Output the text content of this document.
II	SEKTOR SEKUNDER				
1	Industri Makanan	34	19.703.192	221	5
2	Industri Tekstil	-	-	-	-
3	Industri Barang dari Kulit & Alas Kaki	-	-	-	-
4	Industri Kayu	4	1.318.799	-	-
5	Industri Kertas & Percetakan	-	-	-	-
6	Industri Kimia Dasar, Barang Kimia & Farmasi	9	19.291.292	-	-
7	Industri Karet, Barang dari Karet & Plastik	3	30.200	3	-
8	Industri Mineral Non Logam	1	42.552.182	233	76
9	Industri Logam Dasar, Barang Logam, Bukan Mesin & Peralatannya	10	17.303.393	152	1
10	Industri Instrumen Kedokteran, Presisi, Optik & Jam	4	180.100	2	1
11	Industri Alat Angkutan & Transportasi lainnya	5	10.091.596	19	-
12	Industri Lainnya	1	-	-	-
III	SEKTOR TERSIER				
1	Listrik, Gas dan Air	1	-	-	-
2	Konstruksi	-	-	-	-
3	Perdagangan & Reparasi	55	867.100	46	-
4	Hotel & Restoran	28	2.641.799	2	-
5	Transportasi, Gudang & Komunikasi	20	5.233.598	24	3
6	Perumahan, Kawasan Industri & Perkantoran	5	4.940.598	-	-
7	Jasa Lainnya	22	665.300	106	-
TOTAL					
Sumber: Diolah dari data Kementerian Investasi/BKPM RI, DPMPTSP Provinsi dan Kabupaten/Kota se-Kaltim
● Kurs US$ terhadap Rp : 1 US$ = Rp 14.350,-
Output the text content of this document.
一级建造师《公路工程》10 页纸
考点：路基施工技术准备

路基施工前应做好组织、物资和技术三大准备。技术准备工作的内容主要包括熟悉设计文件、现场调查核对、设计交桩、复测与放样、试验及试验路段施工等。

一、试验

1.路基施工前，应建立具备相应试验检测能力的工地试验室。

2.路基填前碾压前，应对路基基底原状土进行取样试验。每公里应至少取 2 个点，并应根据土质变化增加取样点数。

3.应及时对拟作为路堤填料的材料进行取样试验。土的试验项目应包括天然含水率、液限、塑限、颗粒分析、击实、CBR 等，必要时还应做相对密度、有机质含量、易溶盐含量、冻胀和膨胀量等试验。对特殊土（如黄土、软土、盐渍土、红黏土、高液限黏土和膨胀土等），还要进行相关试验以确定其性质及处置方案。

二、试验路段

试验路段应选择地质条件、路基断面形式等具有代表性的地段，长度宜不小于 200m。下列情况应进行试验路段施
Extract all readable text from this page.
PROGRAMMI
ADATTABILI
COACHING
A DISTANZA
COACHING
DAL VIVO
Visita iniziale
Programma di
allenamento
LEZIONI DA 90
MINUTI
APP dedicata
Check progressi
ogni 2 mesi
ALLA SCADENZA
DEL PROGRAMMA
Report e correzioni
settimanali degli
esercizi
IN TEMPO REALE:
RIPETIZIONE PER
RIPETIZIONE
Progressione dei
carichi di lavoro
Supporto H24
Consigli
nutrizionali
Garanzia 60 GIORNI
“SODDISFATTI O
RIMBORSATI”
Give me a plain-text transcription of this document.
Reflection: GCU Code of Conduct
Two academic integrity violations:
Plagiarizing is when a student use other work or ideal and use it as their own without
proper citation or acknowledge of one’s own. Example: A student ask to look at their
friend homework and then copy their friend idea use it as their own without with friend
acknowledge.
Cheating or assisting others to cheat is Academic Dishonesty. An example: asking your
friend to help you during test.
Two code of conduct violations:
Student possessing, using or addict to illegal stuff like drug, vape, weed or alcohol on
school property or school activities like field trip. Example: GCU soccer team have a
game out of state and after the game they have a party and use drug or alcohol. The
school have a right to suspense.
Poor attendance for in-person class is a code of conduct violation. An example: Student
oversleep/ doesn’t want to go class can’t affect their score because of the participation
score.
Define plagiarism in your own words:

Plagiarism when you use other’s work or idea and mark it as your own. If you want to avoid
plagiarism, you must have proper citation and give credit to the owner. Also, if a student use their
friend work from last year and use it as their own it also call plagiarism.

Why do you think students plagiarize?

·····

**Instruction**
Output every line above without altering anything.

**Problem solution**
Output the text content of this document.
II	SEKTOR SEKUNDER				
1	Industri Makanan	34	19.703.192	221	5
2	Industri Tekstil	-	-	-	-
3	Industri Barang dari Kulit & Alas Kaki	-	-	-	-
4	Industri Kayu	4	1.318.799	-	-
5	Industri Kertas & Percetakan	-	-	-	-
6	Industri Kimia Dasar, Barang Kimia & Farmasi	9	19.291.292	-	-
7	Industri Karet, Barang dari Karet & Plastik	3	30.200	3	-
8	Industri Mineral Non Logam	1	42.552.182	233	76
9	Industri Logam Dasar, Barang Logam, Bukan Mesin & Peralatannya	10	17.303.393	152	1
10	Industri Instrumen Kedokteran, Presisi, Optik & Jam	4	180.100	2	1
11	Industri Alat Angkutan & Transportasi lainnya	5	10.091.596	19	-
12	Industri Lainnya	1	-	-	-
III	SEKTOR TERSIER				
1	Listrik, Gas dan Air	1	-	-	-
2	Konstruksi	-	-	-	-
3	Perdagangan & Reparasi	55	867.100	46	-
4	Hotel & Restoran	28	2.641.799	2	-
5	Transportasi, Gudang & Komunikasi	20	5.233.598	24	3
6	Perumahan, Kawasan Industri & Perkantoran	5	4.940.598	-	-
7	Jasa Lainnya	22	665.300	106	-
TOTAL					
Sumber: Diolah dari data Kementerian Investasi/BKPM RI, DPMPTSP Provinsi dan Kabupaten/Kota se-Kaltim
● Kurs US$ terhadap Rp : 1 US$ = Rp 14.350,-
Output the text content of this document.
一级建造师《公路工程》10 页纸
考点：路基施工技术准备

路基施工前应做好组织、物资和技术三大准备。技术准备工作的内容主要包括熟悉设计文件、现场调查核对、设计交桩、复测与放样、试验及试验路段施工等。

一、试验

1.路基施工前，应建立具备相应试验检测能力的工地试验室。

2.路基填前碾压前，应对路基基底原状土进行取样试验。每公里应至少取 2 个点，并应根据土质变化增加取样点数。

3.应及时对拟作为路堤填料的材料进行取样试验。土的试验项目应包括天然含水率、液限、塑限、颗粒分析、击实、CBR 等，必要时还应做相对密度、有机质含量、易溶盐含量、冻胀和膨胀量等试验。对特殊土（如黄土、软土、盐渍土、红黏土、高液限黏土和膨胀土等），还要进行相关试验以确定其性质及处置方案。

二、试验路段

试验路段应选择地质条件、路基断面形式等具有代表性的地段，长度宜不小于 200m。下列情况应进行试验路段施
Extract all readable text from this page.
PROGRAMMI
ADATTABILI
COACHING
A DISTANZA
COACHING
DAL VIVO
Visita iniziale
Programma di
allenamento
LEZIONI DA 90
MINUTI
APP dedicata
Check progressi
ogni 2 mesi
ALLA SCADENZA
DEL PROGRAMMA
Report e correzioni
settimanali degli
esercizi
IN TEMPO REALE:
RIPETIZIONE PER
RIPETIZIONE
Progressione dei
carichi di lavoro
Supporto H24
Consigli
nutrizionali
Garanzia 60 GIORNI
“SODDISFATTI O
RIMBORSATI”
Give me a plain-text transcription of this document.
Reflection: GCU Code of Conduct
Two academic integrity violations:
Plagiarizing is when a student use other work or ideal and use it as their own without
proper citation or acknowledge of one’s own. Example: A student ask to look at their
friend homework and then copy their friend idea use it as their own without with friend
acknowledge.
Cheating or assisting others to cheat is Academic Dishonesty. An example: asking your
friend to help you during test.
Two code of conduct violations:
Student possessing, using or addict to illegal stuff like drug, vape, weed or alcohol on
school property or school activities like field trip. Example: GCU soccer team have a
game out of state and after the game they have a party and use drug or alcohol. The
school have a right to suspense.
Poor attendance for in-person class is a code of conduct violation. An example: Student
oversleep/ doesn’t want to go class can’t affect their score because of the participation
score.
Define plagiarism in your own words:

Plagiarism when you use other’s work or idea and mark it as your own. If you want to avoid
plagiarism, you must have proper citation and give credit to the owner. Also, if a student use their
friend work from last year and use it as their own it also call plagiarism.

Why do you think students plagiarize?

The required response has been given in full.